> [Tekst źródłowy]:

26 lipca 2020

Mercator - cena docelowa.

Zastanawianie się nad ceną docelową dla tej spółki jest pozbawione sensu. Próba wyznaczenia szczytu na spółce która robi takie spektakularne wzrosty przychodów jest praktycznie niemożliwe. Jest to kłębek tysięcy inwestorów często z nadszrpniętym zdrowym rozsądkiem, kierujacych się skrajnymi emocjami. Co z tego może wynikać - otóż WSZYSTKO.
Każdy kierunek jest otwarty - szanse na kolejen szczyty są oczywiście dużo wieksze z uwagi na brak rozwiązania problemu wirusa a nawet gdy się to stanie to wymogi sanepidów i ministerstwa zdrowia co do zasad działania generalnie każdego przedsiębiostwa otwartego dla klientów raczej pozostawią znak na przyszość w postaci zwiększonej higieny w placówkach. Czy będą to żele sanitarne czy maseczki czy rękawiczki czy inne wymogi tego nie wiemy.
Musimy zdawać sobie jednak sprawę że kiedyś nastąpi wyznaczenie tego szczytu i to raczej nie będziemy w stanie go określic prze a raczej po. 
Trzeba zwracać uwagę na kilka sygnałów ostrzegawczych - pierwszym z nich jest jakaś straszna świeca lub dzień lub tydzień odwrotu na więszych niż normalnie obrotach co w przypadku MRC mogłobybyć np 200-300mln na sesji. To byłoby zastanawiajace. Dopóki jednak takich odwrotów nie ma i jakiegoś innego sygnału to kurs nadal będzie się wspinał w górę. Drugim sygnałem może być wydłużająca się konsolidacja i rosnące nerwy że się nie wybija górą - tak jak ma CDR - powinien rosnąć ale nie ma siły - tak nie jest jeszcze na MCR. 
Ostatnim sygnałem będzie stworzenie szczepionki - dla mnie to będzie S dla wszystkich spółek covidowych.

> [Zbiór danych]:
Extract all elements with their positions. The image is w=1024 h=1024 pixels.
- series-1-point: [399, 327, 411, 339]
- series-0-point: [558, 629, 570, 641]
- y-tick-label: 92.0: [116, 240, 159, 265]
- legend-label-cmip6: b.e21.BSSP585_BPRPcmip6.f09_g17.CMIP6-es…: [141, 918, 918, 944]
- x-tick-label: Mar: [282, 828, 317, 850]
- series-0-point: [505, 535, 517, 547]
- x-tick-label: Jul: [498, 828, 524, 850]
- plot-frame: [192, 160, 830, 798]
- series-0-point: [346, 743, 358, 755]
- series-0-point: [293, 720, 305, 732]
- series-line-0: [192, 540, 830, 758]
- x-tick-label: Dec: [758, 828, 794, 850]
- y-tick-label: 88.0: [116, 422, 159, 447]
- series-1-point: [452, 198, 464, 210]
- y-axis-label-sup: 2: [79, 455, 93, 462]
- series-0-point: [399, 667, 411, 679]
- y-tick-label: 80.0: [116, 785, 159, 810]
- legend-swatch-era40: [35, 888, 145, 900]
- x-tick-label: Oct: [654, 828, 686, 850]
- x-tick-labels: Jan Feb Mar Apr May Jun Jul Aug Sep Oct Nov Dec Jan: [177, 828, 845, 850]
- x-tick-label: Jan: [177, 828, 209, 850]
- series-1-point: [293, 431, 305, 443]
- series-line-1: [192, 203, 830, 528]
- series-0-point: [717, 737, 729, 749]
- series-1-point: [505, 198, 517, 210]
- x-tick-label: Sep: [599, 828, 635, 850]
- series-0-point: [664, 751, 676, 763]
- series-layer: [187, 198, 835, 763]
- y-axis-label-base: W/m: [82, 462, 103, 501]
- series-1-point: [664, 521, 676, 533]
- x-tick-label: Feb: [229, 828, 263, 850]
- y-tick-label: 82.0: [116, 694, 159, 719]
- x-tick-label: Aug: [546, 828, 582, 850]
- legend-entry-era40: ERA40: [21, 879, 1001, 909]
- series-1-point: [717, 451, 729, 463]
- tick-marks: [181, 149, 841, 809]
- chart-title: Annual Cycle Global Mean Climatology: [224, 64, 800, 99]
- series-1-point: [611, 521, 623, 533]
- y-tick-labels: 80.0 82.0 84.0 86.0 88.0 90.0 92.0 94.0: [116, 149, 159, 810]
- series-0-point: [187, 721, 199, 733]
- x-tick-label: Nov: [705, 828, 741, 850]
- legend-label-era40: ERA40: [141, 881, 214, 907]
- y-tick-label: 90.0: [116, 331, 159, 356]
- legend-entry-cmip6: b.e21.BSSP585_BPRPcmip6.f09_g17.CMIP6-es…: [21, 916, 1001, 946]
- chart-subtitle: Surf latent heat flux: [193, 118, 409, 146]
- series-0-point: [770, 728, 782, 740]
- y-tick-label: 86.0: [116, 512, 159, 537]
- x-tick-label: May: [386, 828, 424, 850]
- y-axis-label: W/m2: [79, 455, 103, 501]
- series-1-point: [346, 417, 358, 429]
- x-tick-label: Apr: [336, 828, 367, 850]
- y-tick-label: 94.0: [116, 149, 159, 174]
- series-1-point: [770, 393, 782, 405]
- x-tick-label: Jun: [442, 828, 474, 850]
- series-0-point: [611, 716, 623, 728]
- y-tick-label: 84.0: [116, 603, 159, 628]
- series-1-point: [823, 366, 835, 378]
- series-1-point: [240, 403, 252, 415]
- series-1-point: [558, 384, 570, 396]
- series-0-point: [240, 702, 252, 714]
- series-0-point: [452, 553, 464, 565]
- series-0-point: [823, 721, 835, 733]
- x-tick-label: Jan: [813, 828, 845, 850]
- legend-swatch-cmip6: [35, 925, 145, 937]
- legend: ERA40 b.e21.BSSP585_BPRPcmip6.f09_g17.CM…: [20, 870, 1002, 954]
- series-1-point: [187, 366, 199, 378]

> [Co należy zrobić]:
[1] Zaktualizuj fragment tekstu źródłowego, zaczynając od "Trzeba zwracać uwagę" i kończąc na "wszystkich spółek covidowych.", wstawiając "leku" w miejsce "szczepionki".
[2] Rozstrzygnij, czy te stwierdzenia zgadzają się z tekstem źródłowym. Przy każdym odpowiedz tak lub nie i przytocz dosłownie słowa tekstu, które o tym decydują. (a) Autor uważa, że wyznaczanie ceny docelowej dla spółki ma sens. (b) Jednym z sygnałów ostrzegawczych jest wydłużająca się konsolidacja. (c) Tekst określa, jakie konkretnie wymogi higieniczne zostaną wprowadzone.
Rekordy nie są potrzebne do wykonania zadań.

> [Oczekiwane wyniki]:
[1]
Trzeba zwracać uwagę na kilka sygnałów ostrzegawczych - pierwszym z nich jest jakaś straszna świeca lub dzień lub tydzień odwrotu na więszych niż normalnie obrotach co w przypadku MRC mogłobybyć np 200-300mln na sesji. To byłoby zastanawiajace. Dopóki jednak takich odwrotów nie ma i jakiegoś innego sygnału to kurs nadal będzie się wspinał w górę. Drugim sygnałem może być wydłużająca się konsolidacja i rosnące nerwy że się nie wybija górą - tak jak ma CDR - powinien rosnąć ale nie ma siły - tak nie jest jeszcze na MCR. 
Ostatnim sygnałem będzie stworzenie leku - dla mnie to będzie S dla wszystkich spółek covidowych.

[2]
(a) Nie: "Zastanawianie się nad ceną docelową dla tej spółki jest pozbawione sensu."
(b) Tak: "Drugim sygnałem może być wydłużająca się konsolidacja"
(c) Nie: "Czy będą to żele sanitarne czy maseczki czy rękawiczki czy inne wymogi tego nie wiemy."